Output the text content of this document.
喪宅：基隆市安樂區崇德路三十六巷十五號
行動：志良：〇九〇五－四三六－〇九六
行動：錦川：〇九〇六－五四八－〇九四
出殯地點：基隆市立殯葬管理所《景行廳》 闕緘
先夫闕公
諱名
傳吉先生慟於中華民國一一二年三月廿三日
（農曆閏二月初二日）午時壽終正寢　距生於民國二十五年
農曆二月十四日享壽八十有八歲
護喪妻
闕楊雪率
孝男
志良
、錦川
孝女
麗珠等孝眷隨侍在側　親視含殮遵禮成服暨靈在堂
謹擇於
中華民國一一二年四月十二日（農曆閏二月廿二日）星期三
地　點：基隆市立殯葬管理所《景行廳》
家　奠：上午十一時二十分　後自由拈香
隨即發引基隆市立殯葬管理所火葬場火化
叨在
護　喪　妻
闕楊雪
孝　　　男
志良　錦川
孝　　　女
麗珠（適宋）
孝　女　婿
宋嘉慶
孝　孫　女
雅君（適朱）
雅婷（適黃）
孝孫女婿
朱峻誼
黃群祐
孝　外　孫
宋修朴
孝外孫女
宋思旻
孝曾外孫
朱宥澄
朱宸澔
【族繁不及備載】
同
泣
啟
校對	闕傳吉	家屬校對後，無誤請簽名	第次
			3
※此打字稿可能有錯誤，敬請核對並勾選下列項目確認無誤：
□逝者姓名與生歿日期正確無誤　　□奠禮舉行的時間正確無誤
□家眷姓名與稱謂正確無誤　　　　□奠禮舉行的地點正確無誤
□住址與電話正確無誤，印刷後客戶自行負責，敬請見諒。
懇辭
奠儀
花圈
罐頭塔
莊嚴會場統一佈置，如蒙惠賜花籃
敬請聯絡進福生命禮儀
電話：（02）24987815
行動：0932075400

> **What the exercise asks**
Please copy out each record, character for character.

> **Exercise result**
Output the text content of this document.
喪宅：基隆市安樂區崇德路三十六巷十五號
行動：志良：〇九〇五－四三六－〇九六
行動：錦川：〇九〇六－五四八－〇九四
出殯地點：基隆市立殯葬管理所《景行廳》 闕緘
先夫闕公
諱名
傳吉先生慟於中華民國一一二年三月廿三日
（農曆閏二月初二日）午時壽終正寢　距生於民國二十五年
農曆二月十四日享壽八十有八歲
護喪妻
闕楊雪率
孝男
志良
、錦川
孝女
麗珠等孝眷隨侍在側　親視含殮遵禮成服暨靈在堂
謹擇於
中華民國一一二年四月十二日（農曆閏二月廿二日）星期三
地　點：基隆市立殯葬管理所《景行廳》
家　奠：上午十一時二十分　後自由拈香
隨即發引基隆市立殯葬管理所火葬場火化
叨在
護　喪　妻
闕楊雪
孝　　　男
志良　錦川
孝　　　女
麗珠（適宋）
孝　女　婿
宋嘉慶
孝　孫　女
雅君（適朱）
雅婷（適黃）
孝孫女婿
朱峻誼
黃群祐
孝　外　孫
宋修朴
孝外孫女
宋思旻
孝曾外孫
朱宥澄
朱宸澔
【族繁不及備載】
同
泣
啟
校對	闕傳吉	家屬校對後，無誤請簽名	第次
			3
※此打字稿可能有錯誤，敬請核對並勾選下列項目確認無誤：
□逝者姓名與生歿日期正確無誤　　□奠禮舉行的時間正確無誤
□家眷姓名與稱謂正確無誤　　　　□奠禮舉行的地點正確無誤
□住址與電話正確無誤，印刷後客戶自行負責，敬請見諒。
懇辭
奠儀
花圈
罐頭塔
莊嚴會場統一佈置，如蒙惠賜花籃
敬請聯絡進福生命禮儀
電話：（02）24987815
行動：0932075400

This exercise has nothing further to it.